_Objective a_
According to the text on the Berlin rent cap, when is the law scheduled to come into force?

_Reading text_
————

The current state of affairs
Two weeks ago, on 18 June, the Berlin Senate decided on "Key points for a Berlin rent law (rent price cap)". The text of the resolution was made public only last week. It is almost identical with the key-points paper on the introduction of a "Berlin rent cap" which surfaced in early June (for more information, please see our newsalert from June 2019).
The clarification of central regulations, important points of which remain controversial in the Berlin state government parties, was postponed until the legislative process now underway. The bill is to be presented at the end of August, and the hearing of associations and experts will take place by mid-September. The Senate’s vote is scheduled to take place in mid-October and the bill shall then be discussed and adopted by the Berlin state parliament. The law is scheduled to come into force in January 2020, with retroactive effect as of 18 June 2019.
The Senate's decision largely reflects concepts publicly discussed in recent weeks. Compared to the key issues paper that previously surfaced, the Senate decision contains few specifications.
In more detail:
• The rent price cap shall be applicable throughout Berlin.
• A "moratorium on rents" shall apply for five years, during which time the rents for all existing flats will be frozen. Compensation for inflation shall explicitly not be provided.
• The rent price cap shall apply to both existing leases and renewed leases. The only exceptions are new buildings and socially subsidized apartments. A new feature is that buildings constructed after 2014 may be exempted from the regulation. Moreover, in cases of economic hardship, where an "economic shortfall" is proven, rent increases and higher rent agreements may be approved by the Senate administration.
• In addition, a generally applicable upper rent limit shall be introduced, above which amount tenants are entitled to demand a reduction. This shall also apply in the case of re-letting. It is still unclear whether a flat-rate upper limit or, for example, an upper limit differentiated according to the year of construction, location and equipment should be set. It was merely pointed out that the upper limit should be determined by reference to a point in time when the Berlin real estate market "had not yet run into a severe imbalance".

————

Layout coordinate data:
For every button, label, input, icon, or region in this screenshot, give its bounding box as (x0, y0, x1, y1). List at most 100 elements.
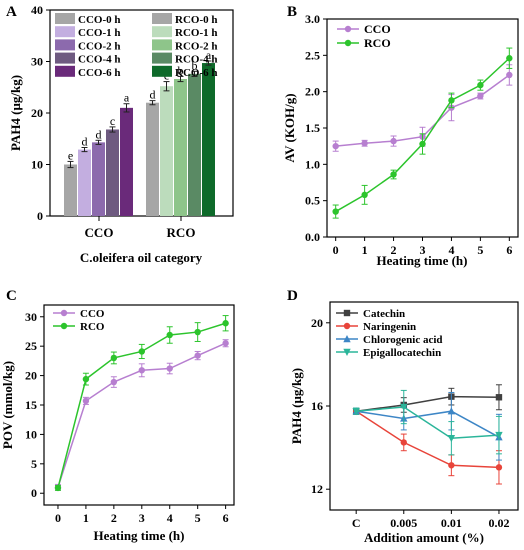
bar-significance-letter: a (124, 91, 130, 105)
panel-b-x-tick-label: 3 (420, 243, 426, 257)
bar (202, 63, 215, 216)
legend-label: RCO (80, 321, 105, 333)
legend-label: RCO-2 h (175, 40, 217, 52)
legend-swatch (152, 13, 172, 24)
bar (92, 142, 105, 216)
panel-a-y-tick-label: 20 (31, 106, 43, 120)
panel-c-x-tick-label: 0 (55, 511, 61, 525)
panel-d-y-tick-label: 12 (311, 482, 323, 496)
bar (64, 164, 77, 216)
panel-b-y-tick-label: 3.0 (305, 12, 320, 26)
data-point (352, 408, 360, 416)
data-point (448, 97, 455, 104)
bar (120, 107, 133, 216)
panel-a-x-tick-label: CCO (85, 225, 114, 240)
data-point (390, 137, 397, 145)
panel-d-x-tick-label: 0.01 (441, 516, 462, 530)
legend-label: RCO (364, 36, 391, 50)
panel-b-y-tick-label: 2.5 (305, 48, 320, 62)
legend-label: CCO-1 h (78, 27, 120, 39)
bar (106, 129, 119, 216)
legend-label: Chlorogenic acid (363, 334, 443, 346)
legend-label: Naringenin (363, 321, 416, 333)
panel-c-y-tick-label: 25 (25, 339, 37, 353)
panel-a-label: A (6, 4, 17, 20)
data-point (222, 320, 229, 327)
panel-d-x-tick-label: 0.02 (488, 516, 509, 530)
bar-significance-letter: b (192, 58, 198, 72)
bar-significance-letter: a (206, 48, 212, 62)
panel-d-y-tick-label: 20 (311, 316, 323, 330)
bar (78, 149, 91, 216)
panel-d-x-tick-label: C (352, 516, 361, 530)
panel-d-y-axis-label: PAH4 (μg/kg) (289, 368, 304, 444)
legend-swatch (152, 65, 172, 77)
panel-c-x-tick-label: 5 (195, 511, 201, 525)
legend-label: RCO-0 h (175, 14, 217, 26)
panel-c-label: C (6, 288, 17, 304)
bar (188, 73, 201, 216)
panel-d-label: D (287, 288, 298, 304)
legend-swatch (55, 65, 75, 77)
legend-label: RCO-6 h (175, 67, 217, 79)
data-point (332, 142, 339, 150)
panel-c-y-tick-label: 5 (31, 457, 37, 471)
legend-label: CCO-0 h (78, 14, 120, 26)
panel-b-y-axis-label: AV (KOH/g) (282, 93, 297, 162)
legend-label: RCO-1 h (175, 27, 217, 39)
data-point (332, 208, 339, 215)
panel-b-x-tick-label: 5 (477, 243, 483, 257)
legend-label: CCO (364, 22, 391, 36)
data-point (400, 403, 408, 412)
data-point (82, 375, 90, 383)
data-point (390, 171, 397, 178)
data-point (194, 328, 201, 336)
panel-c-y-axis-label: POV (mmol/kg) (0, 361, 15, 449)
panel-c-y-tick-label: 10 (25, 427, 37, 441)
legend-marker (343, 322, 351, 330)
data-point (54, 484, 62, 492)
data-point (495, 431, 503, 440)
data-point (477, 81, 484, 89)
series-line (355, 410, 499, 469)
bar-significance-letter: c (110, 114, 115, 128)
panel-c-x-tick-label: 6 (223, 511, 229, 525)
panel-a-x-axis-label: C.oleifera oil category (80, 250, 203, 265)
legend-label: CCO-4 h (78, 54, 120, 66)
panel-d-y-tick-label: 16 (311, 399, 323, 413)
series-line (356, 410, 500, 438)
legend-marker (344, 39, 352, 47)
panel-a-y-tick-label: 40 (31, 3, 43, 17)
data-point (447, 407, 456, 415)
panel-a-y-tick-label: 0 (37, 209, 43, 223)
panel-a-y-tick-label: 30 (31, 55, 43, 69)
panel-b-y-tick-label: 0.5 (305, 194, 320, 208)
panel-b-x-tick-label: 1 (362, 243, 368, 257)
panel-c-y-tick-label: 15 (25, 398, 37, 412)
data-point (495, 394, 503, 401)
panel-b-x-tick-label: 4 (448, 243, 454, 257)
legend-label: CCO (80, 308, 105, 320)
legend-marker (343, 348, 351, 356)
legend-marker (344, 25, 352, 33)
data-point (222, 340, 229, 347)
legend-marker (60, 322, 68, 330)
legend-swatch (152, 39, 172, 51)
legend-swatch (55, 13, 75, 24)
series-line (356, 406, 500, 440)
panel-d-x-tick-label: 0.005 (390, 516, 417, 530)
data-point (166, 331, 173, 339)
panel-b-x-axis-label: Heating time (h) (377, 253, 468, 268)
legend-swatch (55, 52, 75, 64)
series-line (356, 395, 499, 412)
panel-b-x-tick-label: 2 (391, 243, 397, 257)
panel-a-y-tick-label: 10 (31, 158, 43, 172)
bar-significance-letter: d (150, 88, 156, 102)
data-point (110, 378, 118, 386)
panel-c-x-tick-label: 1 (83, 511, 89, 525)
panel-b-label: B (287, 4, 297, 20)
bar-significance-letter: d (82, 135, 88, 149)
bar-significance-letter: b (178, 63, 184, 77)
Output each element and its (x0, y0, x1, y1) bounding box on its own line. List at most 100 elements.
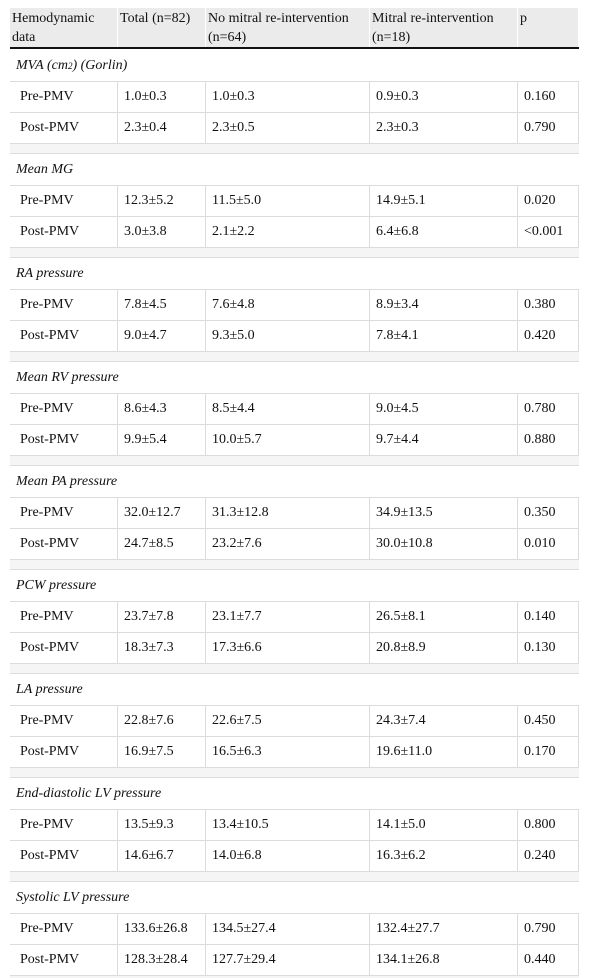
row-label: Pre-PMV (10, 810, 118, 841)
data-cell: 2.1±2.2 (206, 217, 370, 248)
data-cell: 18.3±7.3 (118, 633, 206, 664)
data-cell: 26.5±8.1 (370, 602, 518, 633)
row-label: Pre-PMV (10, 602, 118, 633)
data-cell: 14.9±5.1 (370, 186, 518, 217)
data-cell: 14.0±6.8 (206, 841, 370, 872)
title-part: MVA (cm (16, 57, 68, 73)
row-label: Post-PMV (10, 217, 118, 248)
data-cell: 128.3±28.4 (118, 945, 206, 976)
section-title: Mean PA pressure (10, 466, 579, 498)
data-cell: <0.001 (518, 217, 579, 248)
data-cell: 0.010 (518, 529, 579, 560)
row-label: Pre-PMV (10, 914, 118, 945)
data-cell: 16.3±6.2 (370, 841, 518, 872)
section-title: MVA (cm 2) (Gorlin) (10, 50, 579, 82)
data-cell: 19.6±11.0 (370, 737, 518, 768)
data-cell: 0.880 (518, 425, 579, 456)
data-cell: 0.420 (518, 321, 579, 352)
spacer-row (10, 872, 579, 882)
data-cell: 0.790 (518, 914, 579, 945)
data-cell: 6.4±6.8 (370, 217, 518, 248)
data-cell: 13.4±10.5 (206, 810, 370, 841)
data-cell: 0.380 (518, 290, 579, 321)
data-cell: 14.6±6.7 (118, 841, 206, 872)
section-title: RA pressure (10, 258, 579, 290)
spacer-row (10, 976, 579, 978)
data-cell: 0.160 (518, 82, 579, 113)
data-cell: 1.0±0.3 (206, 82, 370, 113)
data-cell: 7.6±4.8 (206, 290, 370, 321)
data-cell: 2.3±0.3 (370, 113, 518, 144)
row-label: Post-PMV (10, 737, 118, 768)
row-label: Pre-PMV (10, 186, 118, 217)
data-cell: 0.020 (518, 186, 579, 217)
data-cell: 2.3±0.5 (206, 113, 370, 144)
data-cell: 132.4±27.7 (370, 914, 518, 945)
row-label: Post-PMV (10, 529, 118, 560)
spacer-row (10, 352, 579, 362)
row-label: Pre-PMV (10, 706, 118, 737)
section-title: LA pressure (10, 674, 579, 706)
section-title: End-diastolic LV pressure (10, 778, 579, 810)
spacer-row (10, 664, 579, 674)
section-title: PCW pressure (10, 570, 579, 602)
data-cell: 2.3±0.4 (118, 113, 206, 144)
spacer-row (10, 248, 579, 258)
data-cell: 11.5±5.0 (206, 186, 370, 217)
data-cell: 34.9±13.5 (370, 498, 518, 529)
data-cell: 9.7±4.4 (370, 425, 518, 456)
section-title: Systolic LV pressure (10, 882, 579, 914)
data-cell: 0.800 (518, 810, 579, 841)
data-cell: 134.5±27.4 (206, 914, 370, 945)
data-cell: 13.5±9.3 (118, 810, 206, 841)
data-cell: 0.240 (518, 841, 579, 872)
data-cell: 14.1±5.0 (370, 810, 518, 841)
data-cell: 0.170 (518, 737, 579, 768)
data-cell: 9.3±5.0 (206, 321, 370, 352)
data-cell: 22.8±7.6 (118, 706, 206, 737)
data-cell: 1.0±0.3 (118, 82, 206, 113)
data-cell: 10.0±5.7 (206, 425, 370, 456)
data-cell: 9.0±4.5 (370, 394, 518, 425)
spacer-row (10, 768, 579, 778)
row-label: Post-PMV (10, 945, 118, 976)
data-cell: 134.1±26.8 (370, 945, 518, 976)
data-cell: 16.9±7.5 (118, 737, 206, 768)
data-cell: 3.0±3.8 (118, 217, 206, 248)
data-cell: 23.2±7.6 (206, 529, 370, 560)
data-cell: 0.780 (518, 394, 579, 425)
row-label: Pre-PMV (10, 498, 118, 529)
data-cell: 12.3±5.2 (118, 186, 206, 217)
data-cell: 24.3±7.4 (370, 706, 518, 737)
data-cell: 0.440 (518, 945, 579, 976)
header-cell: Total (n=82) (118, 8, 206, 48)
header-cell: Mitral re-intervention (n=18) (370, 8, 518, 48)
data-cell: 0.130 (518, 633, 579, 664)
header-cell: Hemodynamic data (10, 8, 118, 48)
data-cell: 20.8±8.9 (370, 633, 518, 664)
section-title: Mean MG (10, 154, 579, 186)
data-cell: 23.1±7.7 (206, 602, 370, 633)
data-cell: 7.8±4.5 (118, 290, 206, 321)
row-label: Post-PMV (10, 425, 118, 456)
data-cell: 127.7±29.4 (206, 945, 370, 976)
data-cell: 16.5±6.3 (206, 737, 370, 768)
data-cell: 133.6±26.8 (118, 914, 206, 945)
data-cell: 0.9±0.3 (370, 82, 518, 113)
data-cell: 9.0±4.7 (118, 321, 206, 352)
spacer-row (10, 456, 579, 466)
header-cell: No mitral re-intervention (n=64) (206, 8, 370, 48)
row-label: Post-PMV (10, 321, 118, 352)
header-cell: p (518, 8, 579, 48)
section-title: Mean RV pressure (10, 362, 579, 394)
header-rule (10, 47, 579, 49)
data-cell: 17.3±6.6 (206, 633, 370, 664)
data-cell: 30.0±10.8 (370, 529, 518, 560)
data-cell: 9.9±5.4 (118, 425, 206, 456)
title-part: ) (Gorlin) (72, 57, 128, 73)
data-cell: 23.7±7.8 (118, 602, 206, 633)
data-cell: 0.790 (518, 113, 579, 144)
row-label: Pre-PMV (10, 394, 118, 425)
row-label: Post-PMV (10, 841, 118, 872)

————

_Objective b_
In the rows, copy out the lines from the one containing "row-label: Pre-PMV (10, 810, 118, 841)" up to and including the one containing "data-cell: 0.240 (518, 841, 579, 872)".

_Full response a_
January 2020, with retroactive effect as of 18 June 2019.

_Full response b_
row-label: Pre-PMV (10, 810, 118, 841)
data-cell: 2.1±2.2 (206, 217, 370, 248)
data-cell: 18.3±7.3 (118, 633, 206, 664)
data-cell: 26.5±8.1 (370, 602, 518, 633)
row-label: Pre-PMV (10, 602, 118, 633)
data-cell: 14.9±5.1 (370, 186, 518, 217)
data-cell: 14.0±6.8 (206, 841, 370, 872)
title-part: MVA (cm (16, 57, 68, 73)
row-label: Post-PMV (10, 217, 118, 248)
data-cell: 128.3±28.4 (118, 945, 206, 976)
section-title: Mean PA pressure (10, 466, 579, 498)
data-cell: <0.001 (518, 217, 579, 248)
data-cell: 0.010 (518, 529, 579, 560)
row-label: Pre-PMV (10, 914, 118, 945)
data-cell: 16.3±6.2 (370, 841, 518, 872)
section-title: MVA (cm 2) (Gorlin) (10, 50, 579, 82)
data-cell: 19.6±11.0 (370, 737, 518, 768)
data-cell: 0.880 (518, 425, 579, 456)
data-cell: 0.420 (518, 321, 579, 352)
spacer-row (10, 872, 579, 882)
data-cell: 0.790 (518, 914, 579, 945)
data-cell: 6.4±6.8 (370, 217, 518, 248)
data-cell: 13.4±10.5 (206, 810, 370, 841)
data-cell: 0.380 (518, 290, 579, 321)
data-cell: 14.6±6.7 (118, 841, 206, 872)
section-title: RA pressure (10, 258, 579, 290)
spacer-row (10, 976, 579, 978)
data-cell: 0.160 (518, 82, 579, 113)
data-cell: 1.0±0.3 (206, 82, 370, 113)
data-cell: 7.6±4.8 (206, 290, 370, 321)
data-cell: 2.3±0.3 (370, 113, 518, 144)
row-label: Post-PMV (10, 737, 118, 768)
row-label: Pre-PMV (10, 186, 118, 217)
data-cell: 0.020 (518, 186, 579, 217)
data-cell: 2.3±0.5 (206, 113, 370, 144)
data-cell: 132.4±27.7 (370, 914, 518, 945)
row-label: Post-PMV (10, 529, 118, 560)
spacer-row (10, 352, 579, 362)
row-label: Pre-PMV (10, 706, 118, 737)
section-title: LA pressure (10, 674, 579, 706)
section-title: End-diastolic LV pressure (10, 778, 579, 810)
spacer-row (10, 664, 579, 674)
section-title: PCW pressure (10, 570, 579, 602)
data-cell: 2.3±0.4 (118, 113, 206, 144)
spacer-row (10, 248, 579, 258)
data-cell: 11.5±5.0 (206, 186, 370, 217)
data-cell: 34.9±13.5 (370, 498, 518, 529)
data-cell: 9.7±4.4 (370, 425, 518, 456)
section-title: Systolic LV pressure (10, 882, 579, 914)
data-cell: 0.800 (518, 810, 579, 841)
data-cell: 134.5±27.4 (206, 914, 370, 945)
data-cell: 13.5±9.3 (118, 810, 206, 841)
data-cell: 0.240 (518, 841, 579, 872)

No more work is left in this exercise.